*Exercise:* Output all the material that follows, exactly as given.
+++
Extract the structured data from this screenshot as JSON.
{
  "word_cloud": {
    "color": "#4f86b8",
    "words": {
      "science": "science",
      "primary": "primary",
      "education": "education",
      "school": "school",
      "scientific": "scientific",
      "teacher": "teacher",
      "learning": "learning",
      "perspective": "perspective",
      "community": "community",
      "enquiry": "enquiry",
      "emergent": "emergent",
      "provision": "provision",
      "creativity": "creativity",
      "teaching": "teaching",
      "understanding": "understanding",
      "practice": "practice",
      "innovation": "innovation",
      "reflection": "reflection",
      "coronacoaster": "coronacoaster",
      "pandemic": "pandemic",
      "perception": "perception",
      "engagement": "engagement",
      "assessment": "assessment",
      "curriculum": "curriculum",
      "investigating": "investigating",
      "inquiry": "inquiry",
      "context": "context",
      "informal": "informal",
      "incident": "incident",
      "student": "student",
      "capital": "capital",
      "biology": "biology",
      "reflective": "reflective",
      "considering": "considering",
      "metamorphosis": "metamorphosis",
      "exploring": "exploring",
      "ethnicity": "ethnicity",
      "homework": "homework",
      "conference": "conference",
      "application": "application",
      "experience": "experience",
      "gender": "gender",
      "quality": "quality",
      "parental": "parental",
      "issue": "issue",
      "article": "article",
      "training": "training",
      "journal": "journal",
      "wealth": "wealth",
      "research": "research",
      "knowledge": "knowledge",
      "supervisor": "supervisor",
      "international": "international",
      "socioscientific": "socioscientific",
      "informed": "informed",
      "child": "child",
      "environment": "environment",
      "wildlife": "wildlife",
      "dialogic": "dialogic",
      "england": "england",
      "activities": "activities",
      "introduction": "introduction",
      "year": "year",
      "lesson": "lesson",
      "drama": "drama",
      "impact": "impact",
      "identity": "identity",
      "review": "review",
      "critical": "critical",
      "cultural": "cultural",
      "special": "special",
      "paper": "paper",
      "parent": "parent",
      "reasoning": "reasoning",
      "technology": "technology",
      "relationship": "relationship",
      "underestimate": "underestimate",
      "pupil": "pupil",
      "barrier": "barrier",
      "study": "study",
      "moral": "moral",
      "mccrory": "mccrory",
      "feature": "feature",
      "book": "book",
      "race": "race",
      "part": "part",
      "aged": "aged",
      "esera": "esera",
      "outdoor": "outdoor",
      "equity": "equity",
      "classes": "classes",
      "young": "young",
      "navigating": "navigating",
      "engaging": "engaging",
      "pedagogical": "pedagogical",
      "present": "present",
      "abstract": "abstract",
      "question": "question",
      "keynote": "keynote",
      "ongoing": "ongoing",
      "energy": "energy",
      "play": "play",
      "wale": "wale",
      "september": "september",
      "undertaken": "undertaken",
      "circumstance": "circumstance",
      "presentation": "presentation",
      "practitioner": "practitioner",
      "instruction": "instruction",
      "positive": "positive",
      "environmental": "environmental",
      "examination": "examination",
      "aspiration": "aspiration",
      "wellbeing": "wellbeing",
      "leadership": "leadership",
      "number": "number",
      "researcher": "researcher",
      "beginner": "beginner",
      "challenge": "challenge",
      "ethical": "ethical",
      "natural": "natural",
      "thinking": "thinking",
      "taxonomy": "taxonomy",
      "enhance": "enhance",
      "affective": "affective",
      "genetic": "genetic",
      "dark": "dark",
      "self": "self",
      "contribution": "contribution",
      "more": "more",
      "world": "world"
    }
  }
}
+++
*The completed task:*
Extract the structured data from this screenshot as JSON.
{
  "word_cloud": {
    "color": "#4f86b8",
    "words": {
      "science": "science",
      "primary": "primary",
      "education": "education",
      "school": "school",
      "scientific": "scientific",
      "teacher": "teacher",
      "learning": "learning",
      "perspective": "perspective",
      "community": "community",
      "enquiry": "enquiry",
      "emergent": "emergent",
      "provision": "provision",
      "creativity": "creativity",
      "teaching": "teaching",
      "understanding": "understanding",
      "practice": "practice",
      "innovation": "innovation",
      "reflection": "reflection",
      "coronacoaster": "coronacoaster",
      "pandemic": "pandemic",
      "perception": "perception",
      "engagement": "engagement",
      "assessment": "assessment",
      "curriculum": "curriculum",
      "investigating": "investigating",
      "inquiry": "inquiry",
      "context": "context",
      "informal": "informal",
      "incident": "incident",
      "student": "student",
      "capital": "capital",
      "biology": "biology",
      "reflective": "reflective",
      "considering": "considering",
      "metamorphosis": "metamorphosis",
      "exploring": "exploring",
      "ethnicity": "ethnicity",
      "homework": "homework",
      "conference": "conference",
      "application": "application",
      "experience": "experience",
      "gender": "gender",
      "quality": "quality",
      "parental": "parental",
      "issue": "issue",
      "article": "article",
      "training": "training",
      "journal": "journal",
      "wealth": "wealth",
      "research": "research",
      "knowledge": "knowledge",
      "supervisor": "supervisor",
      "international": "international",
      "socioscientific": "socioscientific",
      "informed": "informed",
      "child": "child",
      "environment": "environment",
      "wildlife": "wildlife",
      "dialogic": "dialogic",
      "england": "england",
      "activities": "activities",
      "introduction": "introduction",
      "year": "year",
      "lesson": "lesson",
      "drama": "drama",
      "impact": "impact",
      "identity": "identity",
      "review": "review",
      "critical": "critical",
      "cultural": "cultural",
      "special": "special",
      "paper": "paper",
      "parent": "parent",
      "reasoning": "reasoning",
      "technology": "technology",
      "relationship": "relationship",
      "underestimate": "underestimate",
      "pupil": "pupil",
      "barrier": "barrier",
      "study": "study",
      "moral": "moral",
      "mccrory": "mccrory",
      "feature": "feature",
      "book": "book",
      "race": "race",
      "part": "part",
      "aged": "aged",
      "esera": "esera",
      "outdoor": "outdoor",
      "equity": "equity",
      "classes": "classes",
      "young": "young",
      "navigating": "navigating",
      "engaging": "engaging",
      "pedagogical": "pedagogical",
      "present": "present",
      "abstract": "abstract",
      "question": "question",
      "keynote": "keynote",
      "ongoing": "ongoing",
      "energy": "energy",
      "play": "play",
      "wale": "wale",
      "september": "september",
      "undertaken": "undertaken",
      "circumstance": "circumstance",
      "presentation": "presentation",
      "practitioner": "practitioner",
      "instruction": "instruction",
      "positive": "positive",
      "environmental": "environmental",
      "examination": "examination",
      "aspiration": "aspiration",
      "wellbeing": "wellbeing",
      "leadership": "leadership",
      "number": "number",
      "researcher": "researcher",
      "beginner": "beginner",
      "challenge": "challenge",
      "ethical": "ethical",
      "natural": "natural",
      "thinking": "thinking",
      "taxonomy": "taxonomy",
      "enhance": "enhance",
      "affective": "affective",
      "genetic": "genetic",
      "dark": "dark",
      "self": "self",
      "contribution": "contribution",
      "more": "more",
      "world": "world"
    }
  }
}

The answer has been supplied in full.